### [What you should do]
Could you copy exactly the lines from the one containing "Type out the text in this image." through the last line of the records below, leaving out any pictures?

### [Dataset items]
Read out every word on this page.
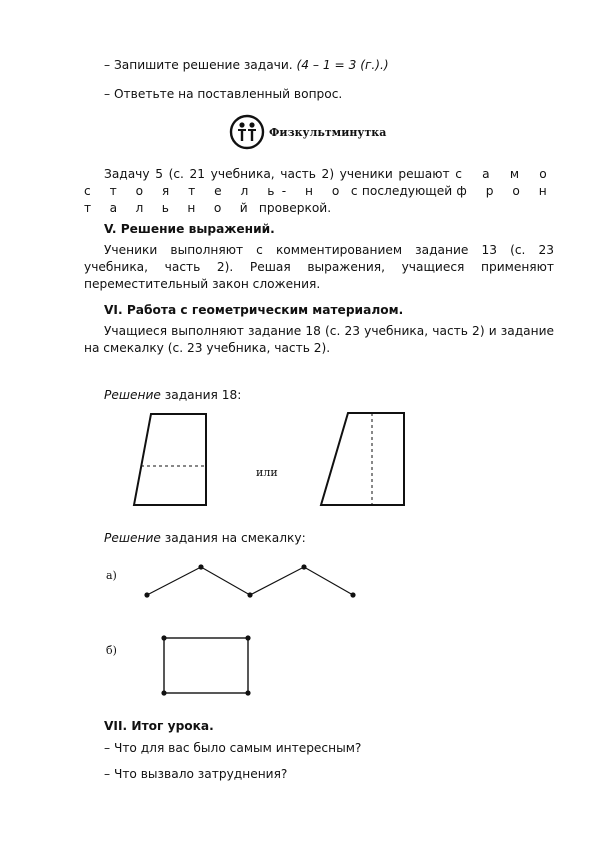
– Запишите решение задачи. (4 – 1 = 3 (г.).)
– Ответьте на поставленный вопрос.
Физкультминутка
Задачу 5 (с. 21 учебника, часть 2) ученики решают с а м о с т о я т е л ь- н о с последующей ф р о н т а л ь н о й проверкой.
V. Решение выражений.
Ученики выполняют с комментированием задание 13 (с. 23 учебника, часть 2). Решая выражения, учащиеся применяют переместительный закон сложения.
VI. Работа с геометрическим материалом.
Учащиеся выполняют задание 18 (с. 23 учебника, часть 2) и задание на смекалку (с. 23 учебника, часть 2).
Решение задания 18:
или
Решение задания на смекалку:
а)
б)
VII. Итог урока.
– Что для вас было самым интересным?
– Что вызвало затруднения?
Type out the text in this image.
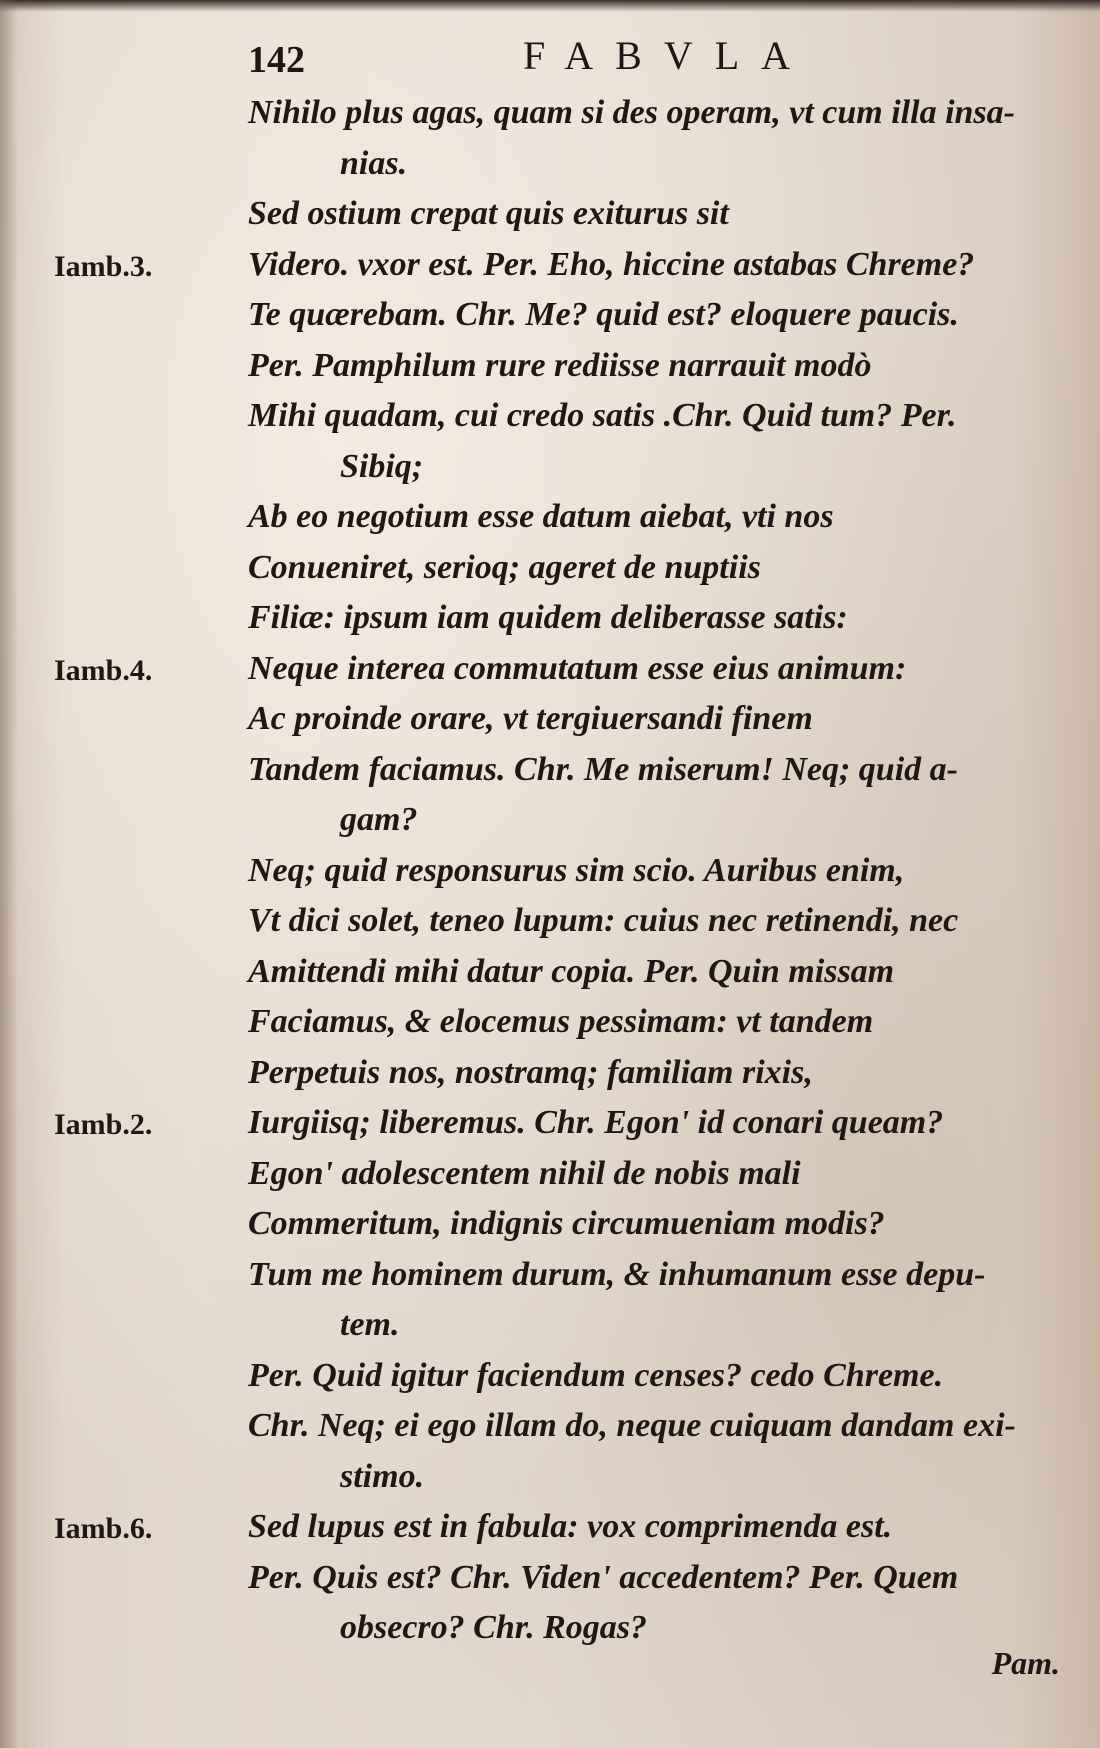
142	FABVLA
Nihilo plus agas, quam si des operam, vt cum illa insa-
nias.
Sed ostium crepat quis exiturus sit
Iamb.3.	Videro. vxor est. Per. Eho, hiccine astabas Chreme?
Te quærebam. Chr. Me? quid est? eloquere paucis.
Per. Pamphilum rure rediisse narrauit modò
Mihi quadam, cui credo satis .Chr. Quid tum? Per.
Sibiq;
Ab eo negotium esse datum aiebat, vti nos
Conueniret, serioq; ageret de nuptiis
Filiæ: ipsum iam quidem deliberasse satis:
Iamb.4.	Neque interea commutatum esse eius animum:
Ac proinde orare, vt tergiuersandi finem
Tandem faciamus. Chr. Me miserum! Neq; quid a-
gam?
Neq; quid responsurus sim scio. Auribus enim,
Vt dici solet, teneo lupum: cuius nec retinendi, nec
Amittendi mihi datur copia. Per. Quin missam
Faciamus, & elocemus pessimam: vt tandem
Perpetuis nos, nostramq; familiam rixis,
Iamb.2.	Iurgiisq; liberemus. Chr. Egon' id conari queam?
Egon' adolescentem nihil de nobis mali
Commeritum, indignis circumueniam modis?
Tum me hominem durum, & inhumanum esse depu-
tem.
Per. Quid igitur faciendum censes? cedo Chreme.
Chr. Neq; ei ego illam do, neque cuiquam dandam exi-
stimo.
Iamb.6.	Sed lupus est in fabula: vox comprimenda est.
Per. Quis est? Chr. Viden' accedentem? Per. Quem
obsecro? Chr. Rogas?
Pam.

### [Complete output]
Type out the text in this image.
142	FABVLA
Nihilo plus agas, quam si des operam, vt cum illa insa-
nias.
Sed ostium crepat quis exiturus sit
Iamb.3.	Videro. vxor est. Per. Eho, hiccine astabas Chreme?
Te quærebam. Chr. Me? quid est? eloquere paucis.
Per. Pamphilum rure rediisse narrauit modò
Mihi quadam, cui credo satis .Chr. Quid tum? Per.
Sibiq;
Ab eo negotium esse datum aiebat, vti nos
Conueniret, serioq; ageret de nuptiis
Filiæ: ipsum iam quidem deliberasse satis:
Iamb.4.	Neque interea commutatum esse eius animum:
Ac proinde orare, vt tergiuersandi finem
Tandem faciamus. Chr. Me miserum! Neq; quid a-
gam?
Neq; quid responsurus sim scio. Auribus enim,
Vt dici solet, teneo lupum: cuius nec retinendi, nec
Amittendi mihi datur copia. Per. Quin missam
Faciamus, & elocemus pessimam: vt tandem
Perpetuis nos, nostramq; familiam rixis,
Iamb.2.	Iurgiisq; liberemus. Chr. Egon' id conari queam?
Egon' adolescentem nihil de nobis mali
Commeritum, indignis circumueniam modis?
Tum me hominem durum, & inhumanum esse depu-
tem.
Per. Quid igitur faciendum censes? cedo Chreme.
Chr. Neq; ei ego illam do, neque cuiquam dandam exi-
stimo.
Iamb.6.	Sed lupus est in fabula: vox comprimenda est.
Per. Quis est? Chr. Viden' accedentem? Per. Quem
obsecro? Chr. Rogas?
Pam.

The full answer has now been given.